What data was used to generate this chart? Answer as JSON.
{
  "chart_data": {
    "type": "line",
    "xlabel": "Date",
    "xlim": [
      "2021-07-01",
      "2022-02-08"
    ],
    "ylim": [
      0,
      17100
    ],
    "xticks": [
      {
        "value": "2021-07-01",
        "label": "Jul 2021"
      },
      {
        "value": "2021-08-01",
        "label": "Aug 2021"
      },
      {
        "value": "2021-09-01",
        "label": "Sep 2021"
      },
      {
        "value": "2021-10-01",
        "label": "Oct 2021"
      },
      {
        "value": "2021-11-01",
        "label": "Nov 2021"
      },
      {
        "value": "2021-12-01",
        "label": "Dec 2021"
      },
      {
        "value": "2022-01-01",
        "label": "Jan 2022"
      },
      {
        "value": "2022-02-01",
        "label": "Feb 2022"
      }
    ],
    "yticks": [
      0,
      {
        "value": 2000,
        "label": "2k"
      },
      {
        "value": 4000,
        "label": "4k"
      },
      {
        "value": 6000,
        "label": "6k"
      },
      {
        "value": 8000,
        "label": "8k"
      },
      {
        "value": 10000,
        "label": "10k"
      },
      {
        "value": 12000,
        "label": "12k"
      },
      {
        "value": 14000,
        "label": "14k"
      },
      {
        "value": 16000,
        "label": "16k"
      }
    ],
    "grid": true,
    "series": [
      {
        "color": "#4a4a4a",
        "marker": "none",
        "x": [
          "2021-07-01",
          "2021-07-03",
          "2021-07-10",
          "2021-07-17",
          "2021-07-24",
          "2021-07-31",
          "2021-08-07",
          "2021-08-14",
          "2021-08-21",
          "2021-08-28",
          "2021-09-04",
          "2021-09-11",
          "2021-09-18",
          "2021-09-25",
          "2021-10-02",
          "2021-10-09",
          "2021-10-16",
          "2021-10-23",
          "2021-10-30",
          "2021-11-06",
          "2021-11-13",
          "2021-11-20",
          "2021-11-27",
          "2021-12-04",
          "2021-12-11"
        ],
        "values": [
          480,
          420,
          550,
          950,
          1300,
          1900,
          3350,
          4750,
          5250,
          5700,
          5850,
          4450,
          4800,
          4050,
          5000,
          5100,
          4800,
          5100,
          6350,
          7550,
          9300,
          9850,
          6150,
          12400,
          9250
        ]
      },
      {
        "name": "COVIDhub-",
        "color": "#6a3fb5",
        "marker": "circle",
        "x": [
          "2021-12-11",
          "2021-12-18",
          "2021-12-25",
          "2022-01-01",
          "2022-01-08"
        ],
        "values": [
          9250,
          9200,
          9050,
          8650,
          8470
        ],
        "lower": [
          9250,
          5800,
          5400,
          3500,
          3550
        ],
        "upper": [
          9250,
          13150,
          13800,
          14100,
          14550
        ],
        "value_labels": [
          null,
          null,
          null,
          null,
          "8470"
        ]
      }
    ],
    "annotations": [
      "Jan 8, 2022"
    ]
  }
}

────────

-- What to do --
Write each line above out exactly.

-- The result --
What data was used to generate this chart? Answer as JSON.
{
  "chart_data": {
    "type": "line",
    "xlabel": "Date",
    "xlim": [
      "2021-07-01",
      "2022-02-08"
    ],
    "ylim": [
      0,
      17100
    ],
    "xticks": [
      {
        "value": "2021-07-01",
        "label": "Jul 2021"
      },
      {
        "value": "2021-08-01",
        "label": "Aug 2021"
      },
      {
        "value": "2021-09-01",
        "label": "Sep 2021"
      },
      {
        "value": "2021-10-01",
        "label": "Oct 2021"
      },
      {
        "value": "2021-11-01",
        "label": "Nov 2021"
      },
      {
        "value": "2021-12-01",
        "label": "Dec 2021"
      },
      {
        "value": "2022-01-01",
        "label": "Jan 2022"
      },
      {
        "value": "2022-02-01",
        "label": "Feb 2022"
      }
    ],
    "yticks": [
      0,
      {
        "value": 2000,
        "label": "2k"
      },
      {
        "value": 4000,
        "label": "4k"
      },
      {
        "value": 6000,
        "label": "6k"
      },
      {
        "value": 8000,
        "label": "8k"
      },
      {
        "value": 10000,
        "label": "10k"
      },
      {
        "value": 12000,
        "label": "12k"
      },
      {
        "value": 14000,
        "label": "14k"
      },
      {
        "value": 16000,
        "label": "16k"
      }
    ],
    "grid": true,
    "series": [
      {
        "color": "#4a4a4a",
        "marker": "none",
        "x": [
          "2021-07-01",
          "2021-07-03",
          "2021-07-10",
          "2021-07-17",
          "2021-07-24",
          "2021-07-31",
          "2021-08-07",
          "2021-08-14",
          "2021-08-21",
          "2021-08-28",
          "2021-09-04",
          "2021-09-11",
          "2021-09-18",
          "2021-09-25",
          "2021-10-02",
          "2021-10-09",
          "2021-10-16",
          "2021-10-23",
          "2021-10-30",
          "2021-11-06",
          "2021-11-13",
          "2021-11-20",
          "2021-11-27",
          "2021-12-04",
          "2021-12-11"
        ],
        "values": [
          480,
          420,
          550,
          950,
          1300,
          1900,
          3350,
          4750,
          5250,
          5700,
          5850,
          4450,
          4800,
          4050,
          5000,
          5100,
          4800,
          5100,
          6350,
          7550,
          9300,
          9850,
          6150,
          12400,
          9250
        ]
      },
      {
        "name": "COVIDhub-",
        "color": "#6a3fb5",
        "marker": "circle",
        "x": [
          "2021-12-11",
          "2021-12-18",
          "2021-12-25",
          "2022-01-01",
          "2022-01-08"
        ],
        "values": [
          9250,
          9200,
          9050,
          8650,
          8470
        ],
        "lower": [
          9250,
          5800,
          5400,
          3500,
          3550
        ],
        "upper": [
          9250,
          13150,
          13800,
          14100,
          14550
        ],
        "value_labels": [
          null,
          null,
          null,
          null,
          "8470"
        ]
      }
    ],
    "annotations": [
      "Jan 8, 2022"
    ]
  }
}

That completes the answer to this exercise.